Required work » Reproduce each line bearing the word "privacy".

Records »
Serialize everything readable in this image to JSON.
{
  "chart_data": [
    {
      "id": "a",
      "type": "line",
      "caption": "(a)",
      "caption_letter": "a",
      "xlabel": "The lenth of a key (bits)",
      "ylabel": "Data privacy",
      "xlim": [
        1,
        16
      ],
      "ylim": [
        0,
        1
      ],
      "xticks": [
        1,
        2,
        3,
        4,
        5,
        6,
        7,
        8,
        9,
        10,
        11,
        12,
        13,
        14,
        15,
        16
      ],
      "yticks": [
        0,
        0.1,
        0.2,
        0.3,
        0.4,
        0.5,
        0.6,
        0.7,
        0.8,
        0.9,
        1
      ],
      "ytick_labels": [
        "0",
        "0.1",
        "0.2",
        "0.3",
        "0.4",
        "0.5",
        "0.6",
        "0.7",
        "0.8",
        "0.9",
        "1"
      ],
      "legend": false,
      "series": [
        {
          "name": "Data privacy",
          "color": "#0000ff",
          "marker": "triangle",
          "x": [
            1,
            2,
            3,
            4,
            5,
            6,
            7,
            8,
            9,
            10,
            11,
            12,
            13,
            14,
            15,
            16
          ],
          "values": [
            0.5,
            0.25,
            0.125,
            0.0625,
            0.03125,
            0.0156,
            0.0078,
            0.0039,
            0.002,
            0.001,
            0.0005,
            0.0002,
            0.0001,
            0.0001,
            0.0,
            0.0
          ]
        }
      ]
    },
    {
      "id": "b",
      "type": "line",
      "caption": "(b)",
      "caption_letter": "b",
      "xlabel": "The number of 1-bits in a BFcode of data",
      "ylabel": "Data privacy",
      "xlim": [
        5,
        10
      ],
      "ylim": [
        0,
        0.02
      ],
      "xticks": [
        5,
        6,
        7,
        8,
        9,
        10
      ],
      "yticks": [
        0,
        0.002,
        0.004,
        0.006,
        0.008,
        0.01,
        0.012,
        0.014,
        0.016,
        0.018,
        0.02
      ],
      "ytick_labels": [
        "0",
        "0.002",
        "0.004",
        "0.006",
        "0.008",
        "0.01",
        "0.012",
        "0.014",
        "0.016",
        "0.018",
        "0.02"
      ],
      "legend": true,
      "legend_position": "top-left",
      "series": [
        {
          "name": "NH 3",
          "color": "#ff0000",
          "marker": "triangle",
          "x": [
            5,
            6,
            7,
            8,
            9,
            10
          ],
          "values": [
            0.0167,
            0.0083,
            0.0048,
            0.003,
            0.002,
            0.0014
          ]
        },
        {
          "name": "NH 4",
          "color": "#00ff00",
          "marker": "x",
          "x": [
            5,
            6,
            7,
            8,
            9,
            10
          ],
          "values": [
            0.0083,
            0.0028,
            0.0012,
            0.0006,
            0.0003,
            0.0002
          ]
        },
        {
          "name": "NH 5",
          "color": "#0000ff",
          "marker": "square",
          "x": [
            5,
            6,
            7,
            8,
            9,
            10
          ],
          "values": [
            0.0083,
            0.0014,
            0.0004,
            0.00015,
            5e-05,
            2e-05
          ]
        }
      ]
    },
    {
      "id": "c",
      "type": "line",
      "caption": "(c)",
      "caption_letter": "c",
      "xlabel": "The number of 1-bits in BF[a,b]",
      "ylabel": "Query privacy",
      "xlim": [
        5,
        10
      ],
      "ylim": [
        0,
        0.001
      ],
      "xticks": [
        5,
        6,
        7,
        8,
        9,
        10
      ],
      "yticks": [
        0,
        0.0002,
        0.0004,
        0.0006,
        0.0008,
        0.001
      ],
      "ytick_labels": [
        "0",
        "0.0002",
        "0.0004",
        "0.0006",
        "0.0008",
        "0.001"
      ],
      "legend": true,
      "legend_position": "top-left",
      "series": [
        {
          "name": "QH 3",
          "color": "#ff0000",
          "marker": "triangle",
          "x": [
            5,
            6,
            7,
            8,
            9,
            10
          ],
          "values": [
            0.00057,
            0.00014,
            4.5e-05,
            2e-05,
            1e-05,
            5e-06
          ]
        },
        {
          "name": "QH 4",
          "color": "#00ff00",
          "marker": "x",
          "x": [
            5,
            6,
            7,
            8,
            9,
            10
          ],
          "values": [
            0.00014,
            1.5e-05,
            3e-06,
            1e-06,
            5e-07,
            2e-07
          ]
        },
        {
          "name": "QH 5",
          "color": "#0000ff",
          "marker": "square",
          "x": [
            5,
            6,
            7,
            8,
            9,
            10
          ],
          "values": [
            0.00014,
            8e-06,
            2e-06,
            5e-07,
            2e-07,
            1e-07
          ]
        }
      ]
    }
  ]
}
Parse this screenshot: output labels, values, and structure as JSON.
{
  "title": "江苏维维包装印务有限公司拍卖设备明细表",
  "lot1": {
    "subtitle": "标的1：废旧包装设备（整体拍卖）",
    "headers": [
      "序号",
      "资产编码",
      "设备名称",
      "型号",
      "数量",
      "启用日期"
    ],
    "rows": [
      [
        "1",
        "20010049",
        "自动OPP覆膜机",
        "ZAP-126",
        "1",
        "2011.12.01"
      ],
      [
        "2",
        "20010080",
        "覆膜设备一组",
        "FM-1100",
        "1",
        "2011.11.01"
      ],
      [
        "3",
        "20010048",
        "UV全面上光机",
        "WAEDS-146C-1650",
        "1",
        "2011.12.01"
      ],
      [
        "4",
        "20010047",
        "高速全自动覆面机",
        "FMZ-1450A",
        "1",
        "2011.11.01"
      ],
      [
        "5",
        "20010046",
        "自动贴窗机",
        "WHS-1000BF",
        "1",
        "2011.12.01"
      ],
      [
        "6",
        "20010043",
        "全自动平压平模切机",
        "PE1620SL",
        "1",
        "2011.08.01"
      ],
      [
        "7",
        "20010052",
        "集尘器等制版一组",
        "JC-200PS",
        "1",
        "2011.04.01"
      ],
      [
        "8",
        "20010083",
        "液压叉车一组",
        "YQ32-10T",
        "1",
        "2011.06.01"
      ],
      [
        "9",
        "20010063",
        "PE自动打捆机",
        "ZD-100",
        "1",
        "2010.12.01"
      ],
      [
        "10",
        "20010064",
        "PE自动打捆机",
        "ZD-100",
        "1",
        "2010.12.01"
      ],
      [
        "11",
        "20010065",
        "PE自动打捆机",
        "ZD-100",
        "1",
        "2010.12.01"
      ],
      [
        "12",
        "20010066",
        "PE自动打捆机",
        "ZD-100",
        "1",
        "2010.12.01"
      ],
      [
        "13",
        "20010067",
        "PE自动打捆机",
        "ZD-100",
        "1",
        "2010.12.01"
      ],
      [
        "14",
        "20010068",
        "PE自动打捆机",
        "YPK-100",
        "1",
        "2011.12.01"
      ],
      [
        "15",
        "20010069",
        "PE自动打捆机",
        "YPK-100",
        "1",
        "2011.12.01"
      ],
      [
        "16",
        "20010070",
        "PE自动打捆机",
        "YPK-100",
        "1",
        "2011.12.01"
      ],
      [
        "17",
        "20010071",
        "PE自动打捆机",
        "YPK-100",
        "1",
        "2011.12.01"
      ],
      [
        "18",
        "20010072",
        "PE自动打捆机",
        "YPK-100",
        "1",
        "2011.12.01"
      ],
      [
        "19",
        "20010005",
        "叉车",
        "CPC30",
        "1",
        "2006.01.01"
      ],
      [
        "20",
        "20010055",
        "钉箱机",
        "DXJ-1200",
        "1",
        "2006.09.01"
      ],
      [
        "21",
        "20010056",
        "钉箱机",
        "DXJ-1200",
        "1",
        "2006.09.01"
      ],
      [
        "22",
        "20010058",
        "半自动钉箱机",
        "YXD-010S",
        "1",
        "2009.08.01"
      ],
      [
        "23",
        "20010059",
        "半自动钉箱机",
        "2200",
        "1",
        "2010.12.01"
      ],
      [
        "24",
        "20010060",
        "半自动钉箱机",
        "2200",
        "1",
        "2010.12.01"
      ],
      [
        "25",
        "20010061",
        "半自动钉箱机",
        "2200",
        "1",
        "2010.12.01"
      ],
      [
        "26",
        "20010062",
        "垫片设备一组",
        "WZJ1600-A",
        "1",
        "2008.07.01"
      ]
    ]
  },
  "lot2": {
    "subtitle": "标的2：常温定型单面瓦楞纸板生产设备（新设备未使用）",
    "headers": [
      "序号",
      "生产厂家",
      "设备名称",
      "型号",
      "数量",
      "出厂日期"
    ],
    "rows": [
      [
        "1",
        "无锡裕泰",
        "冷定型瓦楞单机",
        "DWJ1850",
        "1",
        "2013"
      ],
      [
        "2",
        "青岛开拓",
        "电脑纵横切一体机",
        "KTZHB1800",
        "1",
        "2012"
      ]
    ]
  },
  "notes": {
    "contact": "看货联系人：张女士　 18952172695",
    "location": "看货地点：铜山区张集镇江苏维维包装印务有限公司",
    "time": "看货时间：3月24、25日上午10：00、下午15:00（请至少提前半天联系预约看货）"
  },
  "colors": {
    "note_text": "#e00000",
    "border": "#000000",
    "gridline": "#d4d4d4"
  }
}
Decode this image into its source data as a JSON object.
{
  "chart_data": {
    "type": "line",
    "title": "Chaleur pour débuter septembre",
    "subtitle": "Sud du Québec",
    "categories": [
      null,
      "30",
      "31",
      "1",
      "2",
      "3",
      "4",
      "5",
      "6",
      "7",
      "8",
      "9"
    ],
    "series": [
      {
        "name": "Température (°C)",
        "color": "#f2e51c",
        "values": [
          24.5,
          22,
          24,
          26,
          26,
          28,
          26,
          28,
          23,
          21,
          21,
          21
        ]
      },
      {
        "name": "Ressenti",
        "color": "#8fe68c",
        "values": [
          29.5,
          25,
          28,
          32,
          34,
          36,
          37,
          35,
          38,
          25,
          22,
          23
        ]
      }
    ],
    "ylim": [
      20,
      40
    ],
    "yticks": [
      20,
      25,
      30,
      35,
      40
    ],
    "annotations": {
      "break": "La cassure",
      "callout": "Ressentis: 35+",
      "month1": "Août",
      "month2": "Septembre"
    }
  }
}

The output »
      "ylabel": "Data privacy",
          "name": "Data privacy",
      "ylabel": "Data privacy",
      "ylabel": "Query privacy",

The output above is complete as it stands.